◆ **Stated goal**
Where a line in the listing below contains the word "relation", copy that line.

◆ **Data extract**
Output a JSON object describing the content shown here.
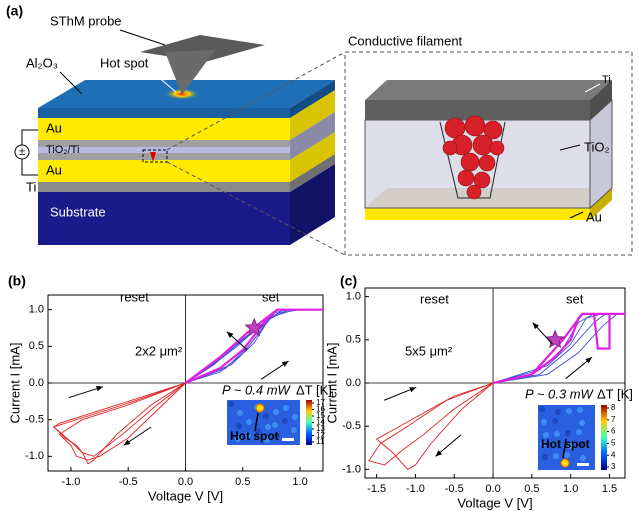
{
  "panel_a": {
    "label": "(a)",
    "probe": "SThM probe",
    "hot_spot": "Hot spot",
    "al2o3": "Al₂O₃",
    "au_top": "Au",
    "tio2_ti": "TiO₂/Ti",
    "au_bottom": "Au",
    "ti": "Ti",
    "substrate": "Substrate",
    "zoom_title": "Conductive filament",
    "zoom_ti": "Ti",
    "zoom_tio2": "TiO₂",
    "zoom_au": "Au"
  },
  "chart_data": [
    {
      "type": "line",
      "panel_label": "(b)",
      "xlabel": "Voltage V [V]",
      "ylabel": "Current I [mA]",
      "xlim": [
        -1.2,
        1.2
      ],
      "ylim": [
        -1.2,
        1.2
      ],
      "xticks": [
        {
          "value": -1,
          "label": "-1.0"
        },
        -0.5,
        {
          "value": 0,
          "label": "0.0"
        },
        0.5,
        {
          "value": 1,
          "label": "1.0"
        }
      ],
      "yticks": [
        {
          "value": -1,
          "label": "-1.0"
        },
        -0.5,
        {
          "value": 0,
          "label": "0.0"
        },
        0.5,
        {
          "value": 1,
          "label": "1.0"
        }
      ],
      "annotations": [
        "reset",
        "set",
        "2x2 μm²"
      ],
      "series": [
        {
          "color": "#3a4fd8",
          "x": [
            0,
            0.3,
            0.5,
            0.65,
            0.75,
            0.9,
            0.7,
            0.45,
            0.2,
            0
          ],
          "values": [
            0,
            0.15,
            0.4,
            0.7,
            0.95,
            1.0,
            0.85,
            0.5,
            0.2,
            0
          ]
        },
        {
          "color": "#3a4fd8",
          "x": [
            0,
            0.35,
            0.55,
            0.7,
            0.8,
            0.95,
            0.75,
            0.5,
            0.25,
            0
          ],
          "values": [
            0,
            0.2,
            0.5,
            0.8,
            1.0,
            1.0,
            0.9,
            0.6,
            0.25,
            0
          ]
        },
        {
          "color": "#3a4fd8",
          "x": [
            0,
            0.4,
            0.6,
            0.72,
            0.85,
            1.0,
            0.8,
            0.55,
            0.28,
            0
          ],
          "values": [
            0,
            0.25,
            0.55,
            0.85,
            1.0,
            1.0,
            0.95,
            0.65,
            0.3,
            0
          ]
        },
        {
          "color": "#e020e0",
          "x": [
            0,
            0.3,
            0.5,
            0.6,
            0.7,
            0.8,
            1.2,
            0.8,
            0.55,
            0.3,
            0
          ],
          "values": [
            0,
            0.2,
            0.45,
            0.65,
            0.85,
            1.0,
            1.0,
            1.0,
            0.7,
            0.35,
            0
          ]
        },
        {
          "color": "#e02020",
          "x": [
            0,
            -0.4,
            -0.8,
            -1.1,
            -1.15,
            -1.0,
            -0.9,
            -0.85,
            -0.8,
            -0.6,
            -0.3,
            0
          ],
          "values": [
            0,
            -0.2,
            -0.4,
            -0.55,
            -0.6,
            -0.8,
            -0.95,
            -1.1,
            -1.05,
            -0.7,
            -0.3,
            0
          ]
        },
        {
          "color": "#e02020",
          "x": [
            0,
            -0.45,
            -0.85,
            -1.15,
            -1.05,
            -0.95,
            -0.9,
            -0.8,
            -0.55,
            -0.25,
            0
          ],
          "values": [
            0,
            -0.25,
            -0.45,
            -0.6,
            -0.75,
            -0.85,
            -0.95,
            -1.0,
            -0.7,
            -0.3,
            0
          ]
        },
        {
          "color": "#e02020",
          "x": [
            0,
            -0.5,
            -0.9,
            -1.1,
            -1.0,
            -0.95,
            -0.85,
            -0.75,
            -0.5,
            -0.2,
            0
          ],
          "values": [
            0,
            -0.3,
            -0.5,
            -0.7,
            -0.85,
            -1.0,
            -1.05,
            -1.0,
            -0.75,
            -0.3,
            0
          ]
        }
      ],
      "star": {
        "x": 0.6,
        "y": 0.75,
        "color": "#c040c0"
      },
      "inset": {
        "power": "P ~ 0.4 mW",
        "colorbar_label": "ΔT [K]",
        "hot_spot": "Hot spot",
        "colorbar_ticks": [
          11,
          12,
          13,
          14,
          15,
          16,
          17
        ]
      }
    },
    {
      "type": "line",
      "panel_label": "(c)",
      "xlabel": "Voltage V [V]",
      "ylabel": "Current I [mA]",
      "xlim": [
        -1.65,
        1.7
      ],
      "ylim": [
        -1.1,
        1.1
      ],
      "xticks": [
        -1.5,
        {
          "value": -1,
          "label": "-1.0"
        },
        -0.5,
        {
          "value": 0,
          "label": "0.0"
        },
        0.5,
        {
          "value": 1,
          "label": "1.0"
        },
        1.5
      ],
      "yticks": [
        {
          "value": -1,
          "label": "-1.0"
        },
        -0.5,
        {
          "value": 0,
          "label": "0.0"
        },
        0.5,
        {
          "value": 1,
          "label": "1.0"
        }
      ],
      "annotations": [
        "reset",
        "set",
        "5x5 μm²"
      ],
      "series": [
        {
          "color": "#3a4fd8",
          "x": [
            0,
            0.6,
            0.9,
            1.1,
            1.3,
            1.45,
            1.3,
            1.0,
            0.6,
            0
          ],
          "values": [
            0,
            0.15,
            0.4,
            0.7,
            0.8,
            0.8,
            0.7,
            0.4,
            0.1,
            0
          ]
        },
        {
          "color": "#3a4fd8",
          "x": [
            0,
            0.7,
            1.0,
            1.2,
            1.4,
            1.6,
            1.4,
            1.1,
            0.7,
            0
          ],
          "values": [
            0,
            0.2,
            0.45,
            0.75,
            0.8,
            0.8,
            0.65,
            0.35,
            0.1,
            0
          ]
        },
        {
          "color": "#e020e0",
          "x": [
            0,
            0.5,
            0.8,
            1.0,
            1.1,
            1.15,
            1.3,
            1.35,
            1.5,
            1.5,
            1.7,
            1.5,
            1.15,
            0.9,
            0.5,
            0
          ],
          "values": [
            0,
            0.1,
            0.3,
            0.5,
            0.75,
            0.8,
            0.8,
            0.4,
            0.4,
            0.8,
            0.8,
            0.8,
            0.8,
            0.5,
            0.1,
            0
          ]
        },
        {
          "color": "#e02020",
          "x": [
            0,
            -0.5,
            -1.0,
            -1.3,
            -1.5,
            -1.3,
            -1.1,
            -1.0,
            -0.8,
            -0.4,
            0
          ],
          "values": [
            0,
            -0.15,
            -0.4,
            -0.55,
            -0.65,
            -0.8,
            -1.0,
            -0.95,
            -0.7,
            -0.3,
            0
          ]
        },
        {
          "color": "#e02020",
          "x": [
            0,
            -0.6,
            -1.1,
            -1.45,
            -1.6,
            -1.4,
            -1.2,
            -0.9,
            -0.5,
            0
          ],
          "values": [
            0,
            -0.2,
            -0.5,
            -0.7,
            -0.9,
            -0.95,
            -0.8,
            -0.6,
            -0.3,
            0
          ]
        }
      ],
      "star": {
        "x": 0.8,
        "y": 0.5,
        "color": "#c040c0"
      },
      "inset": {
        "power": "P ~ 0.3 mW",
        "colorbar_label": "ΔT [K]",
        "hot_spot": "Hot spot",
        "colorbar_ticks": [
          3,
          4,
          5,
          6,
          7,
          8
        ]
      }
    }
  ]
}
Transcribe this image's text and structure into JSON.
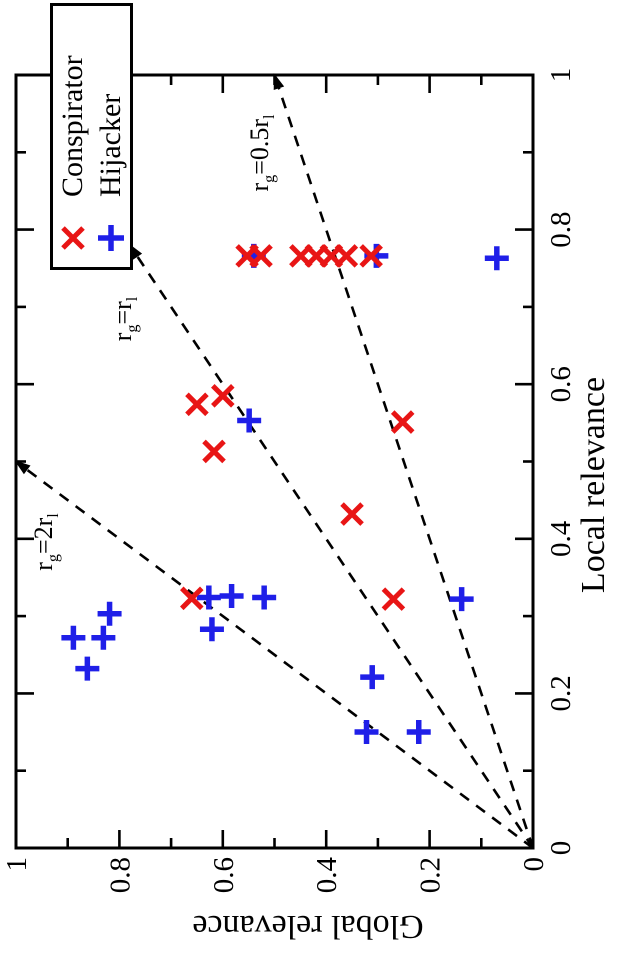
{
  "legend": {
    "items": [
      {
        "label": "Conspirator",
        "marker": "x-cross",
        "color": "#e81515"
      },
      {
        "label": "Hijacker",
        "marker": "plus",
        "color": "#1f1fe8"
      }
    ]
  },
  "chart_data": {
    "type": "scatter",
    "title": "",
    "xlabel": "Local relevance",
    "ylabel": "Global relevance",
    "xlim": [
      0,
      1
    ],
    "ylim": [
      0,
      1
    ],
    "x_tick_labels": [
      "0",
      "0.2",
      "0.4",
      "0.6",
      "0.8",
      "1"
    ],
    "y_tick_labels": [
      "0",
      "0.2",
      "0.4",
      "0.6",
      "0.8",
      "1"
    ],
    "major_tick_step": 0.2,
    "minor_tick_step": 0.1,
    "grid": false,
    "legend_position": "top-right",
    "series": [
      {
        "name": "Conspirator",
        "marker": "x",
        "color": "#e81515",
        "points": [
          [
            0.766,
            0.553
          ],
          [
            0.766,
            0.526
          ],
          [
            0.766,
            0.449
          ],
          [
            0.766,
            0.419
          ],
          [
            0.766,
            0.39
          ],
          [
            0.766,
            0.361
          ],
          [
            0.766,
            0.313
          ],
          [
            0.585,
            0.6
          ],
          [
            0.574,
            0.65
          ],
          [
            0.513,
            0.617
          ],
          [
            0.551,
            0.252
          ],
          [
            0.432,
            0.35
          ],
          [
            0.322,
            0.27
          ],
          [
            0.323,
            0.66
          ]
        ]
      },
      {
        "name": "Hijacker",
        "marker": "+",
        "color": "#1f1fe8",
        "points": [
          [
            0.766,
            0.54
          ],
          [
            0.766,
            0.303
          ],
          [
            0.763,
            0.07
          ],
          [
            0.553,
            0.549
          ],
          [
            0.324,
            0.627
          ],
          [
            0.326,
            0.583
          ],
          [
            0.324,
            0.52
          ],
          [
            0.283,
            0.621
          ],
          [
            0.303,
            0.819
          ],
          [
            0.272,
            0.889
          ],
          [
            0.272,
            0.831
          ],
          [
            0.232,
            0.862
          ],
          [
            0.221,
            0.311
          ],
          [
            0.15,
            0.322
          ],
          [
            0.15,
            0.221
          ],
          [
            0.322,
            0.138
          ]
        ]
      }
    ],
    "reference_lines": [
      {
        "label": "r_g=2r_l",
        "relation": "global = 2 x local",
        "from": [
          0,
          0
        ],
        "to": [
          0.5,
          1.0
        ]
      },
      {
        "label": "r_g=r_l",
        "relation": "global = local",
        "from": [
          0,
          0
        ],
        "to": [
          0.78,
          0.78
        ]
      },
      {
        "label": "r_g=0.5r_l",
        "relation": "global = 0.5 x local",
        "from": [
          0,
          0
        ],
        "to": [
          1.0,
          0.5
        ]
      }
    ]
  }
}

◆ **The answer**
        "relation": "global = 2 x local",
        "relation": "global = local",
        "relation": "global = 0.5 x local",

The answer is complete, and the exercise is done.